*Input data:*
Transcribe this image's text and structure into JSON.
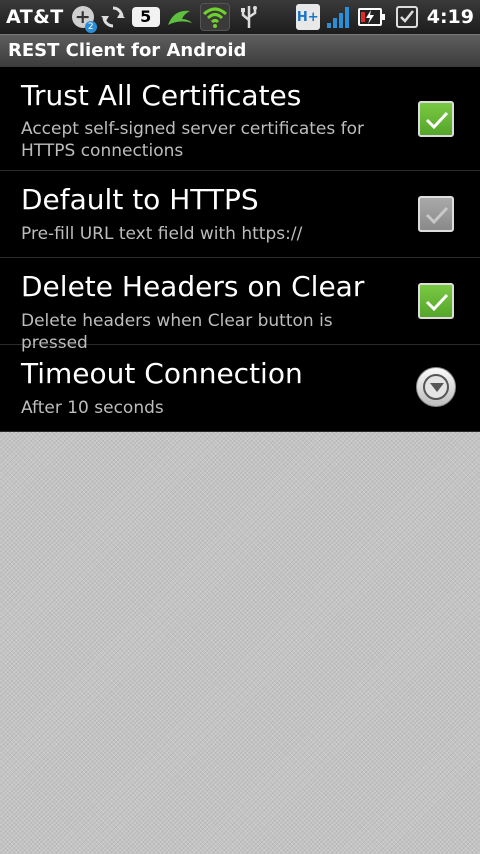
{
  "status_bar": {
    "carrier": "AT&T",
    "notification_badge": "2",
    "notification_count": "5",
    "time": "4:19",
    "network_type": "H+"
  },
  "app": {
    "title": "REST Client for Android"
  },
  "preferences": [
    {
      "title": "Trust All Certificates",
      "summary": "Accept self-signed server certificates for HTTPS connections",
      "control": "checkbox",
      "checked": true
    },
    {
      "title": "Default to HTTPS",
      "summary": "Pre-fill URL text field with https://",
      "control": "checkbox",
      "checked": false
    },
    {
      "title": "Delete Headers on Clear",
      "summary": "Delete headers when Clear button is pressed",
      "control": "checkbox",
      "checked": true
    },
    {
      "title": "Timeout Connection",
      "summary": "After 10 seconds",
      "control": "dropdown"
    }
  ],
  "icons": {
    "status": [
      "add-icon",
      "sync-icon",
      "count-icon",
      "dolphin-icon",
      "wifi-icon",
      "usb-icon",
      "hplus-network-icon",
      "signal-icon",
      "battery-charging-icon",
      "checklist-icon"
    ],
    "dropdown": "chevron-down-icon",
    "checkbox": "check-icon"
  },
  "colors": {
    "checkbox_checked": "#66b832",
    "checkbox_unchecked": "#9a9a9a",
    "list_background": "#000000",
    "page_background": "#c4c4c4"
  }
}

*What you have to do:*
Copy the listing over exactly, skipping the pictures it holds.

*Task result:*
Transcribe this image's text and structure into JSON.
{
  "status_bar": {
    "carrier": "AT&T",
    "notification_badge": "2",
    "notification_count": "5",
    "time": "4:19",
    "network_type": "H+"
  },
  "app": {
    "title": "REST Client for Android"
  },
  "preferences": [
    {
      "title": "Trust All Certificates",
      "summary": "Accept self-signed server certificates for HTTPS connections",
      "control": "checkbox",
      "checked": true
    },
    {
      "title": "Default to HTTPS",
      "summary": "Pre-fill URL text field with https://",
      "control": "checkbox",
      "checked": false
    },
    {
      "title": "Delete Headers on Clear",
      "summary": "Delete headers when Clear button is pressed",
      "control": "checkbox",
      "checked": true
    },
    {
      "title": "Timeout Connection",
      "summary": "After 10 seconds",
      "control": "dropdown"
    }
  ],
  "icons": {
    "status": [
      "add-icon",
      "sync-icon",
      "count-icon",
      "dolphin-icon",
      "wifi-icon",
      "usb-icon",
      "hplus-network-icon",
      "signal-icon",
      "battery-charging-icon",
      "checklist-icon"
    ],
    "dropdown": "chevron-down-icon",
    "checkbox": "check-icon"
  },
  "colors": {
    "checkbox_checked": "#66b832",
    "checkbox_unchecked": "#9a9a9a",
    "list_background": "#000000",
    "page_background": "#c4c4c4"
  }
}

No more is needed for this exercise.